Tasks to perform:
**A.** Translate this sentence from the article on school bus cameras into Spanish: "This bill is limited to detection of these violations."
**B.** Continue the article on the Senate school bus camera bill from its last sentence.

Quoted passage:
+++++

The Senate passes bill safeguarding school children by allowing school districts to add cameras on school buses
Special to The Advocate
BOSTON – Monday, December 30, 2024 – This Monday, the Massachusetts Senate passed S.3005, An Act concerning the safety of school children embarking and disembarking school buses. The House passed their version of the bill earlier in the year.
The Senate bill added an amendment to accompany H.4940 that passed in July. The bill is an emergency law that allows, by a vote of a school committee, school districts to attach cameras to school buses to detect and ticket drivers who fail to stop for school buses. School children will have added protection for disembarking from their school buses by adding cameras and signage that dissuades drivers from making dangerous maneuvers. The bill adds detection monitoring systems to stop arm traffic signs on school buses to the apparatus safeguarding school age children getting off school buses.
Additionally, the bill ensures that drivers aren’t unfairly punished and has language to protect the drivers from frontal pictures of their vehicles that includes themselves or the contents of their vehicles. This bill is limited to detection of these violations.

+++++

Information:
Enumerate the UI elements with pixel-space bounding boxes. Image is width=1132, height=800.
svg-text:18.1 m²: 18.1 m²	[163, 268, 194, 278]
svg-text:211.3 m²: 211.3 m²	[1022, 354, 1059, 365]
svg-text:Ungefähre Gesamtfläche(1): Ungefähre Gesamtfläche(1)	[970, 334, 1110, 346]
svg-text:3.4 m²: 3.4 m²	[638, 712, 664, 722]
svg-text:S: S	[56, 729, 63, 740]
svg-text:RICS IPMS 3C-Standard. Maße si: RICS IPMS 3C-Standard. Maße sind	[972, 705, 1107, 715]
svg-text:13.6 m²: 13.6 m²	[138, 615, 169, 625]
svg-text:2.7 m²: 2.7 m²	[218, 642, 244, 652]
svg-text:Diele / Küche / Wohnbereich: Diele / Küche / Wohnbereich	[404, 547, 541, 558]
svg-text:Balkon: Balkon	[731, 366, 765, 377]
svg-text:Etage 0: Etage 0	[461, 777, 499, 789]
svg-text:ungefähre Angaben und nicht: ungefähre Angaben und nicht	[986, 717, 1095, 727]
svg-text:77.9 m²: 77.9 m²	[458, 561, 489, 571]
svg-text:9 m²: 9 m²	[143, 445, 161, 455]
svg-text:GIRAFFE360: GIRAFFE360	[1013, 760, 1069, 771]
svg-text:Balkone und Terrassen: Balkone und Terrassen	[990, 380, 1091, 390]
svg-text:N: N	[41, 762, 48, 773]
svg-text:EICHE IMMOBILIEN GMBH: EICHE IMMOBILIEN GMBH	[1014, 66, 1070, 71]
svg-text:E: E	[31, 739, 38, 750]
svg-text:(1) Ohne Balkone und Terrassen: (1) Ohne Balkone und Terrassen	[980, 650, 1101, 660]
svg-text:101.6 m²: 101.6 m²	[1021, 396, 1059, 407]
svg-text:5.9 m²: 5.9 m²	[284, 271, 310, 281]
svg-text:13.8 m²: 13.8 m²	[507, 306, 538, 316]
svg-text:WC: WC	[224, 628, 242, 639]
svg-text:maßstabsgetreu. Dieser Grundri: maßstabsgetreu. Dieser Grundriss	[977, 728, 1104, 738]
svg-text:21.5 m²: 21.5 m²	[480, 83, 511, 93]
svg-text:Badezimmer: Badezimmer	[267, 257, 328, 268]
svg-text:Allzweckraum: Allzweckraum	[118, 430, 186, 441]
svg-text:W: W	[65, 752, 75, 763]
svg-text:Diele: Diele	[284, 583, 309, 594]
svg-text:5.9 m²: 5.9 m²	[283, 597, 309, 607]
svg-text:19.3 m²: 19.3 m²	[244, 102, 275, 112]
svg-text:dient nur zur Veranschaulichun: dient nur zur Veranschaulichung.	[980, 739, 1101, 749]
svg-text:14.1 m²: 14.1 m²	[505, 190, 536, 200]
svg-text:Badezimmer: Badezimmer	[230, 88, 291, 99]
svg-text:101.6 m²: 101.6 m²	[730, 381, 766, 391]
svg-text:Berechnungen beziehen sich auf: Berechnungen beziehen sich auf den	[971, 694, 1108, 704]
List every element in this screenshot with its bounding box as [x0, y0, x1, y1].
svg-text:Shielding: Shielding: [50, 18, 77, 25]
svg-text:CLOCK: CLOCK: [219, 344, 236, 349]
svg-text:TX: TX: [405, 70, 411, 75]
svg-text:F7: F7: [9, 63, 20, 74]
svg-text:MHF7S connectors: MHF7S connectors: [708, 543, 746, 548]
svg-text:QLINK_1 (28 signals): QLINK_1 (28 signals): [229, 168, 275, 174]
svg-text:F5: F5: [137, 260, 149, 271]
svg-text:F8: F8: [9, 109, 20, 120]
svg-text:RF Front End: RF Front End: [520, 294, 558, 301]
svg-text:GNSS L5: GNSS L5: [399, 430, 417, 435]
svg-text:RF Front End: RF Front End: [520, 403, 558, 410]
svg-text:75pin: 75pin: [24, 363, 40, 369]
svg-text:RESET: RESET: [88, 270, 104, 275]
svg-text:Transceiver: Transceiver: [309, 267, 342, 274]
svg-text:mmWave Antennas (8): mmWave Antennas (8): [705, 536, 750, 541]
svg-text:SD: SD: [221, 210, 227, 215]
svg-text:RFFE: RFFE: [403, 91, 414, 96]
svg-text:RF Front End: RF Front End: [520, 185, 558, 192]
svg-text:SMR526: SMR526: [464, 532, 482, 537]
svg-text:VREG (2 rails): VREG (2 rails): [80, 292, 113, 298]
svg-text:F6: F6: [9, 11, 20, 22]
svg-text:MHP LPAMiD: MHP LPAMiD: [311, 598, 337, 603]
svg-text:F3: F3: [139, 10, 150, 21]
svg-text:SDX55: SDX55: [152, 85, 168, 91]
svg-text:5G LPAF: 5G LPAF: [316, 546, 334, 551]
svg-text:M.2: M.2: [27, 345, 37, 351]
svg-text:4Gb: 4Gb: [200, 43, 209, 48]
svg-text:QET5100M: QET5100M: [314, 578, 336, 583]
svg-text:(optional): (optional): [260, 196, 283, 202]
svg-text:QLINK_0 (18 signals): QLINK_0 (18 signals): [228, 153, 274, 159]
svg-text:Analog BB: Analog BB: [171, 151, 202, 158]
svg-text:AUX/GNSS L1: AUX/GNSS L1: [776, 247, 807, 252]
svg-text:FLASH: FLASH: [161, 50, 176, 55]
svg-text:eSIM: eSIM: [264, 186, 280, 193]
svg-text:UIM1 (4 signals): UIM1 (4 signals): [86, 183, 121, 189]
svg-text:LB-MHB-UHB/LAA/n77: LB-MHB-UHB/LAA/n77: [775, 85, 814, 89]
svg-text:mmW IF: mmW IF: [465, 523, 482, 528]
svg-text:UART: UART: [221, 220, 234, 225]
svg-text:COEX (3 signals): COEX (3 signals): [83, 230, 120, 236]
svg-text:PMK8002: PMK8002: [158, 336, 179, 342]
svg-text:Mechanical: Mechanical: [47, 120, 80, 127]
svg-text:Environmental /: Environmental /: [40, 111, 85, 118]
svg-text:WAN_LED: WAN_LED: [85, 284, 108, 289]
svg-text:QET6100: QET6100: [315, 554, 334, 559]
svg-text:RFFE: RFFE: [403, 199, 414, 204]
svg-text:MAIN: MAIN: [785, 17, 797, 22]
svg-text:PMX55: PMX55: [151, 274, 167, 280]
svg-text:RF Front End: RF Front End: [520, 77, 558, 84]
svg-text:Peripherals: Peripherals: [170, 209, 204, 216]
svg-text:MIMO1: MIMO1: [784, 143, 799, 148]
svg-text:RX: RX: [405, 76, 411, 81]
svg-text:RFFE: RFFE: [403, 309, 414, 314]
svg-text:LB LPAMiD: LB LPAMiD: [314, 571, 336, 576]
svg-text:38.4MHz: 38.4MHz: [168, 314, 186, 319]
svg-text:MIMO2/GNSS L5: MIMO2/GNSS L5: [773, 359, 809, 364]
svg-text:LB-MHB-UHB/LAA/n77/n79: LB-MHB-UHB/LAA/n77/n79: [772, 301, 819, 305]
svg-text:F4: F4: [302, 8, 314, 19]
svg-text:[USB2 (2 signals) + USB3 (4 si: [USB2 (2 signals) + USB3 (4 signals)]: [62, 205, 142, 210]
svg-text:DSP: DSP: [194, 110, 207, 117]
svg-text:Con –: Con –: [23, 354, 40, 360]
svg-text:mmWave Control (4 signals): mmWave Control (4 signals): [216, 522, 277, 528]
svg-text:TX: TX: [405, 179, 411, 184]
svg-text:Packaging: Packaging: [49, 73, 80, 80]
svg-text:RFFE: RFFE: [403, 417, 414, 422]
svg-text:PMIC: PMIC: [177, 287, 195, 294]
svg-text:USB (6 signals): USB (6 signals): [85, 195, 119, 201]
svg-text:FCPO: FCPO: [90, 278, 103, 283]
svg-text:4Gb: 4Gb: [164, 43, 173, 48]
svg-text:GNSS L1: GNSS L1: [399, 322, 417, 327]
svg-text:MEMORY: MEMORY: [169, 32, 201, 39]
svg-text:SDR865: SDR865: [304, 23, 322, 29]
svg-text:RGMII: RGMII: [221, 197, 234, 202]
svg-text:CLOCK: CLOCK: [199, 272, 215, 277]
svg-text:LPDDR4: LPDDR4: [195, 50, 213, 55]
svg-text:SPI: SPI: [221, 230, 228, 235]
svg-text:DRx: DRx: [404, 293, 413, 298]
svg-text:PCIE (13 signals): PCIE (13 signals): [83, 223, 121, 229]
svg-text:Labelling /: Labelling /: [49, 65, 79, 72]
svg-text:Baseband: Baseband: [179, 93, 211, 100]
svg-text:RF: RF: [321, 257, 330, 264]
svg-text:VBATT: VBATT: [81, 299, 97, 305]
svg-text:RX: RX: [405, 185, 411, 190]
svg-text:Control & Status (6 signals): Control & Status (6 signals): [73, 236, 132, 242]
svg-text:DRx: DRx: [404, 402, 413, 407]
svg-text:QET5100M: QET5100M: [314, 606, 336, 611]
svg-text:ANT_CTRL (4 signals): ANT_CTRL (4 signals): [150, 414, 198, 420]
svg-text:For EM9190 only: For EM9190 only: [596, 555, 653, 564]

+++++

Answers below:
**A.** Este proyecto de ley se limita a la detección de estas infracciones.

**B.**
“As a longtime advocate for school bus safety, I’m glad we were able to make a deal with the Senate,” said Representative Paul Donato (D-Medford). “I am proud to be the sponsor of this bill that will protect school children around the Commonwealth.”
According to the Department of Public Health and School Health Services, most school bus injuries are suffered by pedestrians who are boarding/exiting a bus. Children 4-7 are at the highest risk. Stated community goals for the Commonwealth are to “ensure adherence to bus related traffic laws” which the bill strives to do.
Having passed the Senate, the bill now heads to the Governor’s desk for her signature.